DATA TO USE:
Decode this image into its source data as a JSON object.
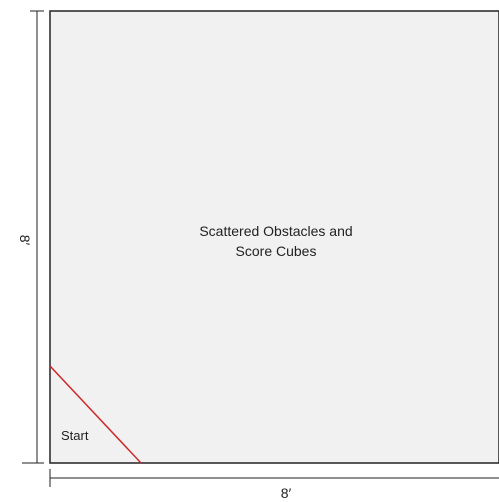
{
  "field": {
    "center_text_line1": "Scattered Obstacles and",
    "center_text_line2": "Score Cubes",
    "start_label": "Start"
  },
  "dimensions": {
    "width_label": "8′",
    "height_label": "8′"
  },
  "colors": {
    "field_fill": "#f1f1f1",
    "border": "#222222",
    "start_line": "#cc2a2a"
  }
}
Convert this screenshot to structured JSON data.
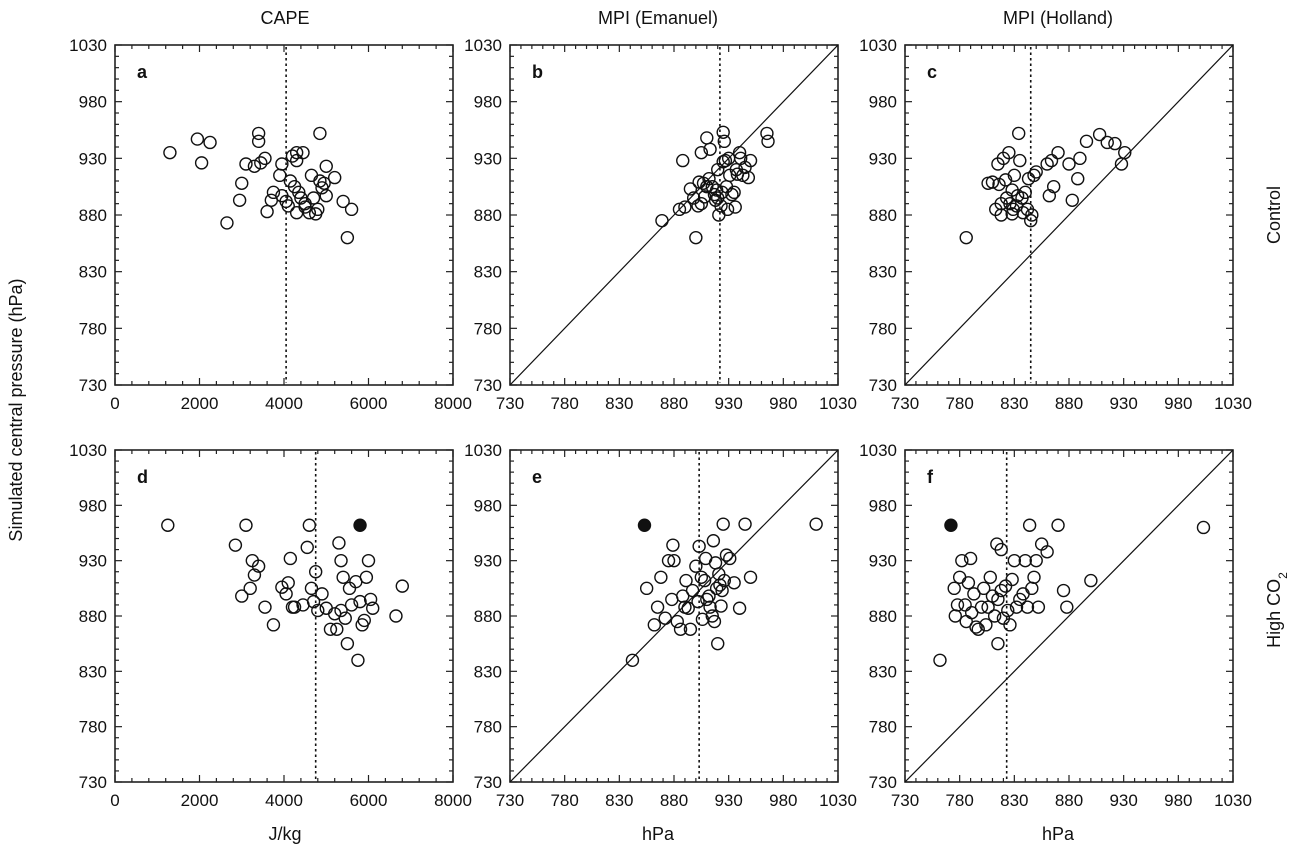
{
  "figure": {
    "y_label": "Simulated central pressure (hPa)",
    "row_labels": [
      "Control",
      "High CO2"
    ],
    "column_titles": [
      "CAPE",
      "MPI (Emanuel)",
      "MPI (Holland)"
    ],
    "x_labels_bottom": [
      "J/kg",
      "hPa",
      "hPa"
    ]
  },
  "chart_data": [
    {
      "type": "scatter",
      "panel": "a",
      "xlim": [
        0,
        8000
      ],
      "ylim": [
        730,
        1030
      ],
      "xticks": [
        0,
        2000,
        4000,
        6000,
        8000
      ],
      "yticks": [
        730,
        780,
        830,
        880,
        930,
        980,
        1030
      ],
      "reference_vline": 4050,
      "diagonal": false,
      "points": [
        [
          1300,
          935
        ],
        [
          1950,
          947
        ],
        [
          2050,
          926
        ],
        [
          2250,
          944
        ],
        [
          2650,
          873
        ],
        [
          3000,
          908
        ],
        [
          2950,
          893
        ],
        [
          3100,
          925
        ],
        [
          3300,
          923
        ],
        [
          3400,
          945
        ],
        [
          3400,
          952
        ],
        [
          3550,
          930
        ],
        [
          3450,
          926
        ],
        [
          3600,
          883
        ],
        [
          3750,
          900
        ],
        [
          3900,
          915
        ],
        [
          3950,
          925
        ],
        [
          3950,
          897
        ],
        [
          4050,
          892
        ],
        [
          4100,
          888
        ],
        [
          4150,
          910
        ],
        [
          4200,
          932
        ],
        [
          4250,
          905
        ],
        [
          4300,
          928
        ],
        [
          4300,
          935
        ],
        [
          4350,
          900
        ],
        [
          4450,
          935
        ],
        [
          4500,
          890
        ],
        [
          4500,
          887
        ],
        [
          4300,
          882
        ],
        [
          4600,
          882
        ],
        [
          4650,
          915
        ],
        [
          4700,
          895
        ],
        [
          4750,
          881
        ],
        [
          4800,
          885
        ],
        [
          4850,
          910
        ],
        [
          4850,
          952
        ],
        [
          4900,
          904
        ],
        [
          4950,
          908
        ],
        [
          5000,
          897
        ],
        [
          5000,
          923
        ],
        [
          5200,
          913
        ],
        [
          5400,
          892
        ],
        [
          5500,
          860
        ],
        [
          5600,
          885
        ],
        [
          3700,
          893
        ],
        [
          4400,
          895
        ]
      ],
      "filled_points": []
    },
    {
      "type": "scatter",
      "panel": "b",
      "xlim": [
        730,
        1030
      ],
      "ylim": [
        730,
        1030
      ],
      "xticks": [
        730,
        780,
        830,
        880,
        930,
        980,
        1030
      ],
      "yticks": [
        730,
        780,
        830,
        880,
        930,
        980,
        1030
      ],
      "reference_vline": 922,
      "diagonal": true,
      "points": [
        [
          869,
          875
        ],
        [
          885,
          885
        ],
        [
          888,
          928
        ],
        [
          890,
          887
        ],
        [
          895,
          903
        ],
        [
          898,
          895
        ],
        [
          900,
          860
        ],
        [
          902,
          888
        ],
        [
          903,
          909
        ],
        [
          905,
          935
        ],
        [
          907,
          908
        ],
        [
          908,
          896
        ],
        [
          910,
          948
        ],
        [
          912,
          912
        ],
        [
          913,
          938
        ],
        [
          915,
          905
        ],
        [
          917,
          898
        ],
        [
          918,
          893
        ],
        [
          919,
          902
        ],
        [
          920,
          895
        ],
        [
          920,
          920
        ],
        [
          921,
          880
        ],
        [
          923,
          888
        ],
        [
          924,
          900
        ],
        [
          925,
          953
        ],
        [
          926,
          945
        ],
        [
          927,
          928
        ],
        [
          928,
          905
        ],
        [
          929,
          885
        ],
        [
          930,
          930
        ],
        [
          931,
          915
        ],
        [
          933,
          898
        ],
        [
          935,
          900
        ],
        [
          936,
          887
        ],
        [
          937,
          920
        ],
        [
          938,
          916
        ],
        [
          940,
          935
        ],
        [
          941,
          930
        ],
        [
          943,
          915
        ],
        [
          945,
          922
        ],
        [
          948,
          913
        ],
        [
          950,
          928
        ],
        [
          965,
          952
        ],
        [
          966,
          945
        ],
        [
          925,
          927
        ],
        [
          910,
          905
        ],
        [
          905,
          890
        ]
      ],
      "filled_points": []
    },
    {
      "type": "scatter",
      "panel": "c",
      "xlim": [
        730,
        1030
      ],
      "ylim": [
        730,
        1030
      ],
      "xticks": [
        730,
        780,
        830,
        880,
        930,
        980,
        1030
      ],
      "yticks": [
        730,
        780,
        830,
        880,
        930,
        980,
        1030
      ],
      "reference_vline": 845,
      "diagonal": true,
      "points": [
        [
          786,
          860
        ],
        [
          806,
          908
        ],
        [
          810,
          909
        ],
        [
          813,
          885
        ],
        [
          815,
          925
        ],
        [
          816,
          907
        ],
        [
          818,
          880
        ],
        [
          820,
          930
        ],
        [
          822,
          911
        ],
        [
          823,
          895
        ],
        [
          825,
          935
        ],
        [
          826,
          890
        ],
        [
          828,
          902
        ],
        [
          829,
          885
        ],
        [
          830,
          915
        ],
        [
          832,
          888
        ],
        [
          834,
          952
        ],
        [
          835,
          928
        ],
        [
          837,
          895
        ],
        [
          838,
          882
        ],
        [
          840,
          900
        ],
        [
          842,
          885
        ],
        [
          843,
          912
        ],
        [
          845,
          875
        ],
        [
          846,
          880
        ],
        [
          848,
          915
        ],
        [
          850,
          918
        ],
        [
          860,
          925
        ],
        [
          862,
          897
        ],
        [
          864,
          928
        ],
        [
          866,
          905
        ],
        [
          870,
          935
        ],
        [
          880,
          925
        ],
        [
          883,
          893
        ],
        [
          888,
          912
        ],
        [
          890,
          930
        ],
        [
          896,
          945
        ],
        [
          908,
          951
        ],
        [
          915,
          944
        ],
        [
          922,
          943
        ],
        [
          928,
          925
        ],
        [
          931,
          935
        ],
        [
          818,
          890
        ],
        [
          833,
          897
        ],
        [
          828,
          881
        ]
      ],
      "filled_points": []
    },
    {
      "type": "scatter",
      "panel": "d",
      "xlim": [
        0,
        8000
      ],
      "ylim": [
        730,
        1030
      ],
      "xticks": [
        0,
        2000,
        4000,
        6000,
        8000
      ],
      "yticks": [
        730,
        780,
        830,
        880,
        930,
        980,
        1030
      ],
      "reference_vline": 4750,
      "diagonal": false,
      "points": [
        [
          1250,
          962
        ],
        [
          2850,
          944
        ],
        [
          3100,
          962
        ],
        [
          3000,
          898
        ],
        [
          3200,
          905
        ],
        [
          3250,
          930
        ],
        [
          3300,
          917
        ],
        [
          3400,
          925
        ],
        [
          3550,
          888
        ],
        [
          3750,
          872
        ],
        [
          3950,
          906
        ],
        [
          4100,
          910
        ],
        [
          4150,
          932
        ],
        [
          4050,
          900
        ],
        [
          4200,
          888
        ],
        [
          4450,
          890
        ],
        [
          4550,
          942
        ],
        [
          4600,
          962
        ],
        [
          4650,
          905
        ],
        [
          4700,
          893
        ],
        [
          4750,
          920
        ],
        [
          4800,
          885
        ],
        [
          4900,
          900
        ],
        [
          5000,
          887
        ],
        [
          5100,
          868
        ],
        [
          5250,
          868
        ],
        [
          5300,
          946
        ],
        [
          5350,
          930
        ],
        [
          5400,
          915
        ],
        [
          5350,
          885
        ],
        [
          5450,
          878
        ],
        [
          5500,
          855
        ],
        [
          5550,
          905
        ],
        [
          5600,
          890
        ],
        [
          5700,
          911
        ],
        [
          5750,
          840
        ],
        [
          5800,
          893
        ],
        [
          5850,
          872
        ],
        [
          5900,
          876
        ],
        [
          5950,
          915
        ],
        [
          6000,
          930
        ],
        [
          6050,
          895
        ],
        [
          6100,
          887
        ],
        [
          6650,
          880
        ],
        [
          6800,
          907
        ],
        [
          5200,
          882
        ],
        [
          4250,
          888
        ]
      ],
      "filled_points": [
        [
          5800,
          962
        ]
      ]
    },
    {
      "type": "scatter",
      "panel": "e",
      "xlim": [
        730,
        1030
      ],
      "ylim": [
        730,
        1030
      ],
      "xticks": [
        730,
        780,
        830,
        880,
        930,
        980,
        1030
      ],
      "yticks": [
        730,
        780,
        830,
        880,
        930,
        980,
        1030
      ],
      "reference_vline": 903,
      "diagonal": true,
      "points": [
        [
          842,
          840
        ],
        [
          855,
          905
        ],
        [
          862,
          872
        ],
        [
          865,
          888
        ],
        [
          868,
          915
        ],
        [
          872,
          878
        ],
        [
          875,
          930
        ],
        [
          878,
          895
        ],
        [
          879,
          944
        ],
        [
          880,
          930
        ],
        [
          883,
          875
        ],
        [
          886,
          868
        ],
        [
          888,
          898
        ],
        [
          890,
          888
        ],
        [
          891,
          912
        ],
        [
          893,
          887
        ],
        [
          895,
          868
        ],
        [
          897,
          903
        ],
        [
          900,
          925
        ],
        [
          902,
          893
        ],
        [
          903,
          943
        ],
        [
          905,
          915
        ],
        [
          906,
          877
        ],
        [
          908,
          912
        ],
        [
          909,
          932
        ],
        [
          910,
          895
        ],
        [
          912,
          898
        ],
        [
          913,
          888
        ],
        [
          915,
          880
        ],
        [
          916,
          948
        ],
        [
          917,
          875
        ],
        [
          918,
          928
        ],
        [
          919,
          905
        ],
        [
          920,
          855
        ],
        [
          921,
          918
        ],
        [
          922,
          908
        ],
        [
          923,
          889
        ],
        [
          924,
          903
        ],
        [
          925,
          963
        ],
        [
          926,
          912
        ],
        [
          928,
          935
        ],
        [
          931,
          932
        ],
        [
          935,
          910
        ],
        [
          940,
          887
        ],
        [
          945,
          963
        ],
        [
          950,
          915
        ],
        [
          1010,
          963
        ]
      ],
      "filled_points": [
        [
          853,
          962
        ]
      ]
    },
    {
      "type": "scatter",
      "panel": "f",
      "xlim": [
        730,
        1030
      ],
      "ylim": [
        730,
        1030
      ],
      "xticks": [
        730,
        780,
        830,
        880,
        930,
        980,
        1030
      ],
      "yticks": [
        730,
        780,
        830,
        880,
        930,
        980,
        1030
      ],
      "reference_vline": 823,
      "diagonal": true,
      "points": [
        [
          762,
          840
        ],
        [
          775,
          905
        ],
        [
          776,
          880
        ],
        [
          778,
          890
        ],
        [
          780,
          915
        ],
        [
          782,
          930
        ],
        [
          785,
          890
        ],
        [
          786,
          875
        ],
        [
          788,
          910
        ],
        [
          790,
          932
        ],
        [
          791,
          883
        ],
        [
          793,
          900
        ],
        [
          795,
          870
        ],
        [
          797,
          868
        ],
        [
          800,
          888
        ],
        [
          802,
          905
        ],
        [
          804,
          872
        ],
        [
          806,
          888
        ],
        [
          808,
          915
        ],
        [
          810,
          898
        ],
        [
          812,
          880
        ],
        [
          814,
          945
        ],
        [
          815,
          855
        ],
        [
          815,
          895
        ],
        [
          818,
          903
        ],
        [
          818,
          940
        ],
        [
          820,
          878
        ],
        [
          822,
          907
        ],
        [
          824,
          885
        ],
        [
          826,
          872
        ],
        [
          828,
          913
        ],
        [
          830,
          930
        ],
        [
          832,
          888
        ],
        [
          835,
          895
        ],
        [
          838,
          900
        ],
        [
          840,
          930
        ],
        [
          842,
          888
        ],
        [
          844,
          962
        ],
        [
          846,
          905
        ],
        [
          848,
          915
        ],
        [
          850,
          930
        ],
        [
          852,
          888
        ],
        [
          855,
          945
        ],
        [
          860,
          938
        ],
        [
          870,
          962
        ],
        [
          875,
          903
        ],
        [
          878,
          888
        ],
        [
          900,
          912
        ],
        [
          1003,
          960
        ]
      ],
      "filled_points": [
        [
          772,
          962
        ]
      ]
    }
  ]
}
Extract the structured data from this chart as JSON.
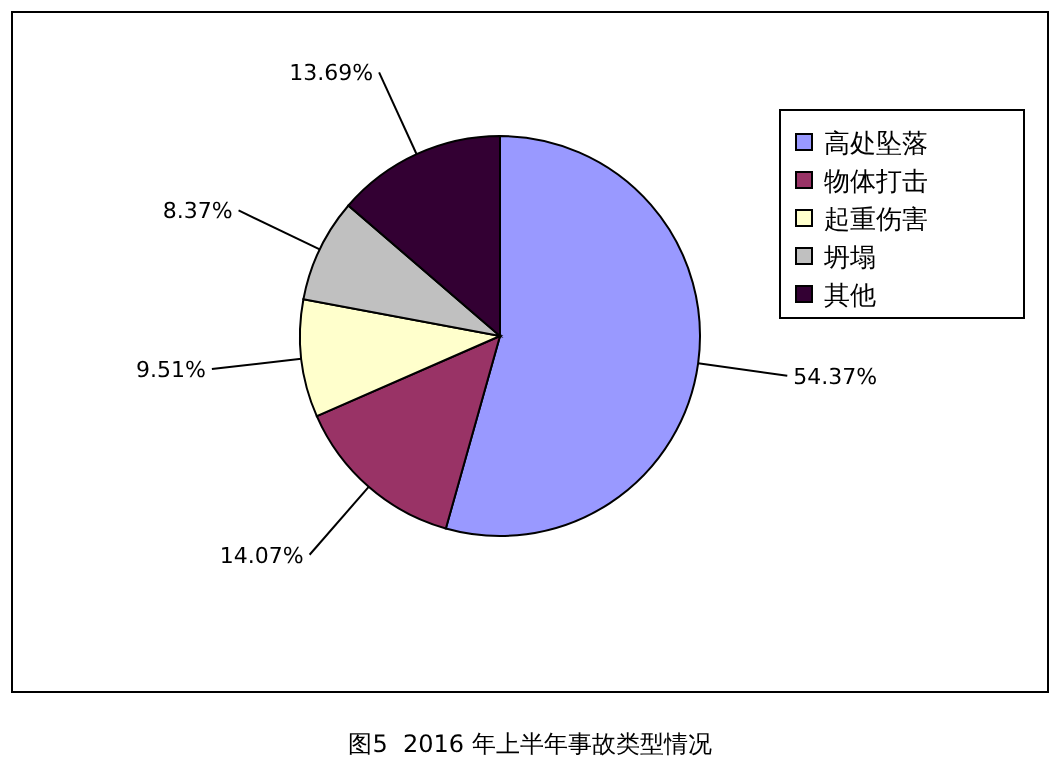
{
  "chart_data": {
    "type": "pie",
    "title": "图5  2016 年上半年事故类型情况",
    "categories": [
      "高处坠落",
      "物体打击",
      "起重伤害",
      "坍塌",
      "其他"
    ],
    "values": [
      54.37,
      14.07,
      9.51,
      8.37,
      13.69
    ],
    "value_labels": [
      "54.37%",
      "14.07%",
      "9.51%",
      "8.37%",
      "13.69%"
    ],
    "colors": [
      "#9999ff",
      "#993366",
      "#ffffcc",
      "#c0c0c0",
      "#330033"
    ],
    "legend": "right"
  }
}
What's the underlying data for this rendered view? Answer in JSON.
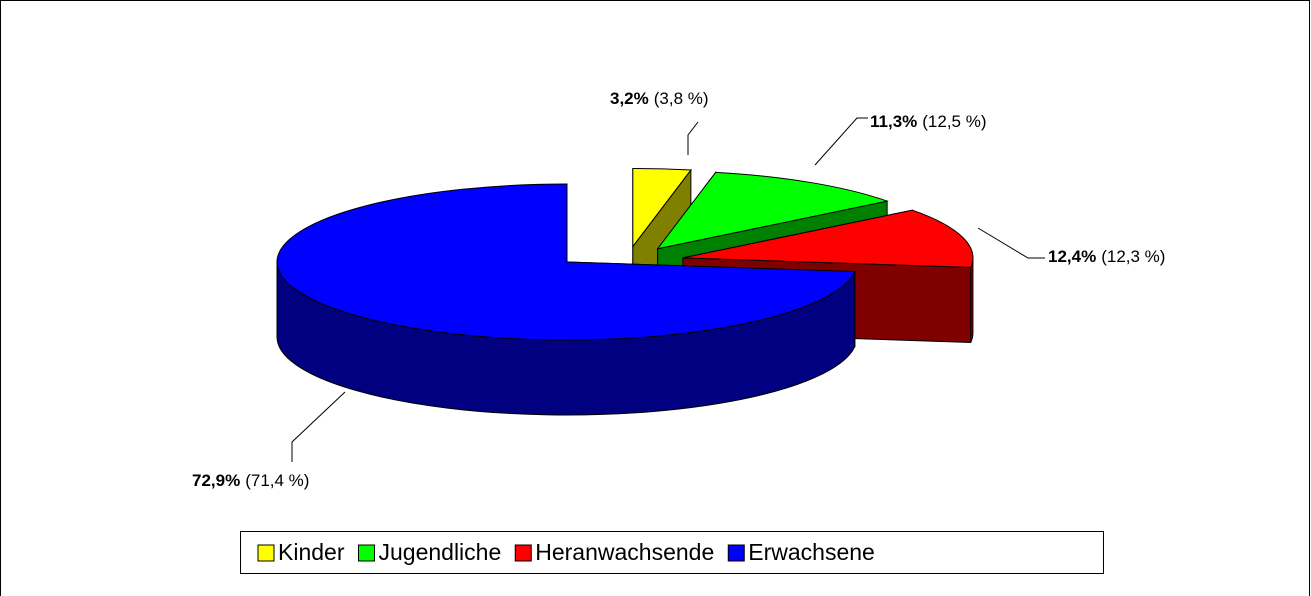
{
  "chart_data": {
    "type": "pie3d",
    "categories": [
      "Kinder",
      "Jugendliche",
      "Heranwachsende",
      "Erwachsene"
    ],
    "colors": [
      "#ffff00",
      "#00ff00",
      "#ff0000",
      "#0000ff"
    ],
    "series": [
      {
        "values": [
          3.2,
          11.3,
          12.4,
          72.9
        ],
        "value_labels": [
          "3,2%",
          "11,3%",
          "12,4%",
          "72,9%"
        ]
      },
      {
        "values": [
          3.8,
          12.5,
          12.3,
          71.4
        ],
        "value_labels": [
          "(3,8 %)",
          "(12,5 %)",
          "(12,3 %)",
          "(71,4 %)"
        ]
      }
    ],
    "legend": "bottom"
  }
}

EXERCISE DIRECTIONS:
Please retype, exactly and with the pictures left out, the lines from the line containing "What's the underlying" through the last line of the records above.

ANSWER TO THIS TASK:
What's the underlying data for this rendered view? Answer in JSON.
{
  "chart_data": {
    "type": "pie3d",
    "categories": [
      "Kinder",
      "Jugendliche",
      "Heranwachsende",
      "Erwachsene"
    ],
    "colors": [
      "#ffff00",
      "#00ff00",
      "#ff0000",
      "#0000ff"
    ],
    "series": [
      {
        "values": [
          3.2,
          11.3,
          12.4,
          72.9
        ],
        "value_labels": [
          "3,2%",
          "11,3%",
          "12,4%",
          "72,9%"
        ]
      },
      {
        "values": [
          3.8,
          12.5,
          12.3,
          71.4
        ],
        "value_labels": [
          "(3,8 %)",
          "(12,5 %)",
          "(12,3 %)",
          "(71,4 %)"
        ]
      }
    ],
    "legend": "bottom"
  }
}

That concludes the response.